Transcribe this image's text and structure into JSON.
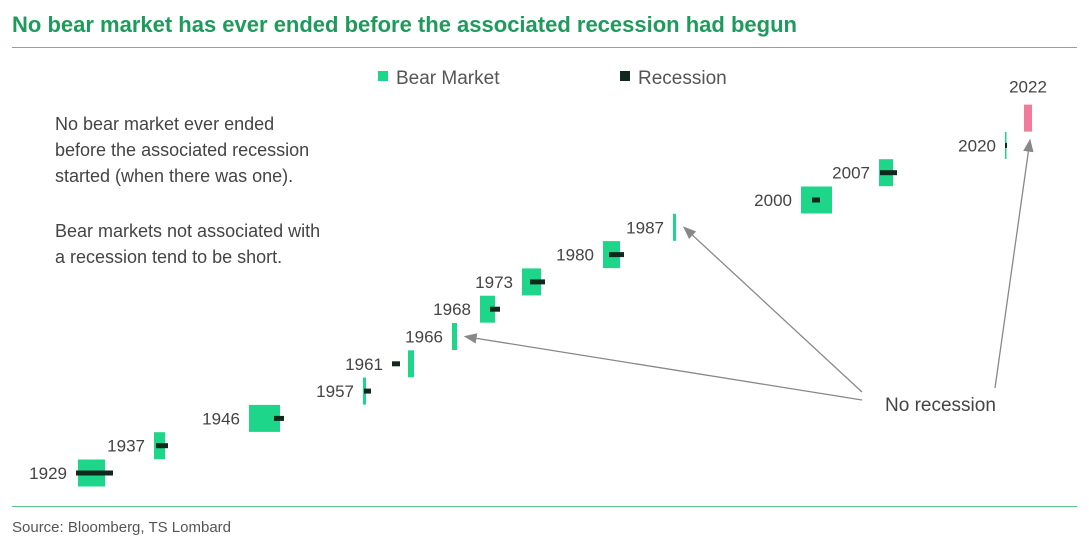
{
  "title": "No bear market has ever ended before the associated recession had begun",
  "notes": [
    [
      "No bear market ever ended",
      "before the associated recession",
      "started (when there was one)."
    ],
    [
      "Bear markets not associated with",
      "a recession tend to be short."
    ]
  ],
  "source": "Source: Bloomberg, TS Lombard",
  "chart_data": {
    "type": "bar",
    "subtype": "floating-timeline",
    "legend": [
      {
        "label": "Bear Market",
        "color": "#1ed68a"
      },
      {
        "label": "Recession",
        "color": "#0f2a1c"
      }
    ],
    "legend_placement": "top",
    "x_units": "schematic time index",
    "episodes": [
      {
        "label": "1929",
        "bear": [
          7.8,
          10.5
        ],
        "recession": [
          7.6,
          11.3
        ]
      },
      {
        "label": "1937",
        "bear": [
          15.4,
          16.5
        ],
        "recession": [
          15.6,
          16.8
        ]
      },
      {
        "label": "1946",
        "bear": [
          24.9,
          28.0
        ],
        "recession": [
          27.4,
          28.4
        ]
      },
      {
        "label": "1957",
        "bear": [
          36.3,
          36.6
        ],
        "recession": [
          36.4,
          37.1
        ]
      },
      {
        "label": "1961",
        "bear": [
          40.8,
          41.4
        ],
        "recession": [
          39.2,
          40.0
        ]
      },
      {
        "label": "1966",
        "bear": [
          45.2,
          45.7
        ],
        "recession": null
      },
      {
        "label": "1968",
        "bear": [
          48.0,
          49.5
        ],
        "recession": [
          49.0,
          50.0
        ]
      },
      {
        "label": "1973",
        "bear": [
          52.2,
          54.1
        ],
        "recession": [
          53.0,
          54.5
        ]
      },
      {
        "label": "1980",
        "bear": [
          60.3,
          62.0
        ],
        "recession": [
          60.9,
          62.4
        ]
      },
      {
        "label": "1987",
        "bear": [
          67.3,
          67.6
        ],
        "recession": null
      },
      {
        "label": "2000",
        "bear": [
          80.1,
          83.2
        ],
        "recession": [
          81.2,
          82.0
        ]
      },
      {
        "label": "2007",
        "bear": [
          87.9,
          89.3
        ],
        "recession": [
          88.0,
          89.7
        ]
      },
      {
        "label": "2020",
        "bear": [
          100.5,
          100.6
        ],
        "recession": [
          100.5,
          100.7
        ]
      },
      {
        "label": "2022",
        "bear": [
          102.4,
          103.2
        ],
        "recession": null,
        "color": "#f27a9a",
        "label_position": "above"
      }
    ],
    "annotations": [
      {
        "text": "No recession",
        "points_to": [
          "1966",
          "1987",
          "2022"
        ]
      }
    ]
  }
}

:::::

**What the task requires**: Check each line in the listing above for the string "before", then report how many lines contain it, with no other text.

**Answer for this exercise**: 2